== Exercise brief ==
All the records that follow need to be reproduced exactly. Omit the images.

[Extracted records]
▼

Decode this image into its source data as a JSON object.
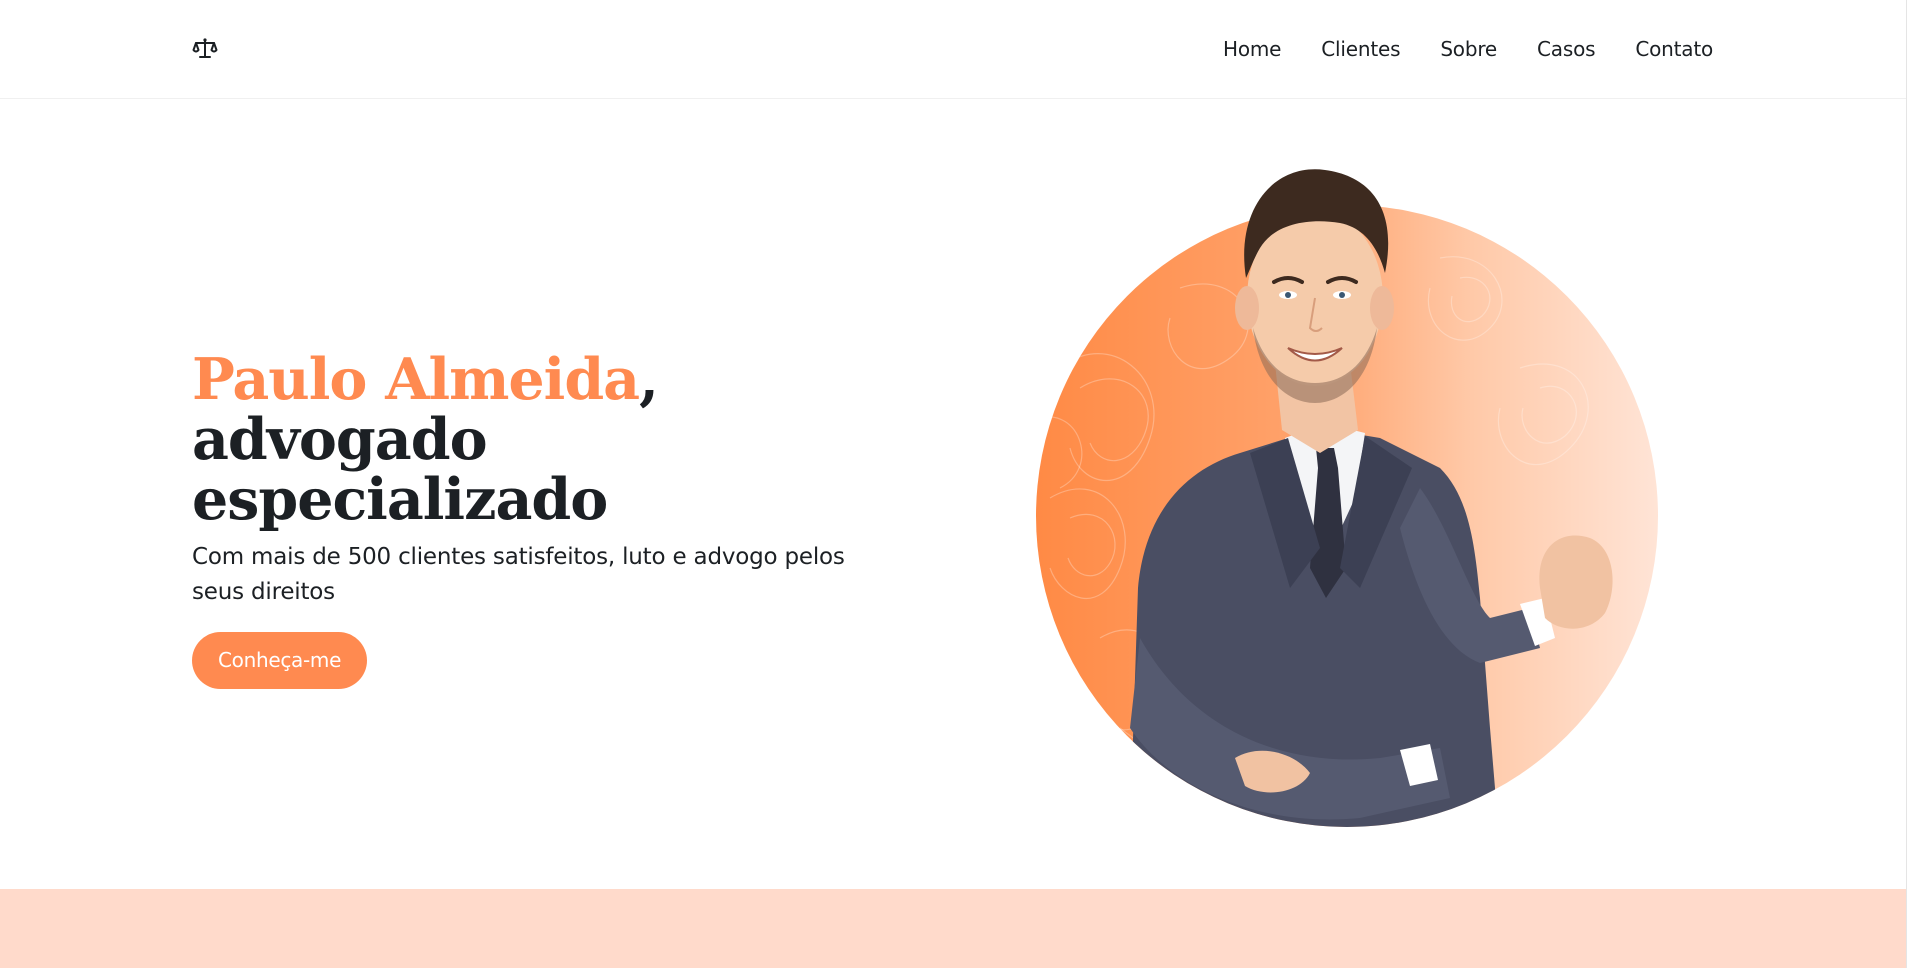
{
  "header": {
    "logo_icon": "scales-of-justice-icon",
    "nav": [
      "Home",
      "Clientes",
      "Sobre",
      "Casos",
      "Contato"
    ]
  },
  "hero": {
    "name": "Paulo Almeida",
    "comma": ",",
    "title_line": "advogado especializado",
    "subtitle": "Com mais de 500 clientes satisfeitos, luto e advogo pelos seus direitos",
    "cta_label": "Conheça-me"
  },
  "colors": {
    "accent": "#ff8a50",
    "text": "#1c2024",
    "band": "#ffdacb",
    "background": "#ffffff"
  }
}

▲

== Problem solution ==
Decode this image into its source data as a JSON object.
{
  "header": {
    "logo_icon": "scales-of-justice-icon",
    "nav": [
      "Home",
      "Clientes",
      "Sobre",
      "Casos",
      "Contato"
    ]
  },
  "hero": {
    "name": "Paulo Almeida",
    "comma": ",",
    "title_line": "advogado especializado",
    "subtitle": "Com mais de 500 clientes satisfeitos, luto e advogo pelos seus direitos",
    "cta_label": "Conheça-me"
  },
  "colors": {
    "accent": "#ff8a50",
    "text": "#1c2024",
    "band": "#ffdacb",
    "background": "#ffffff"
  }
}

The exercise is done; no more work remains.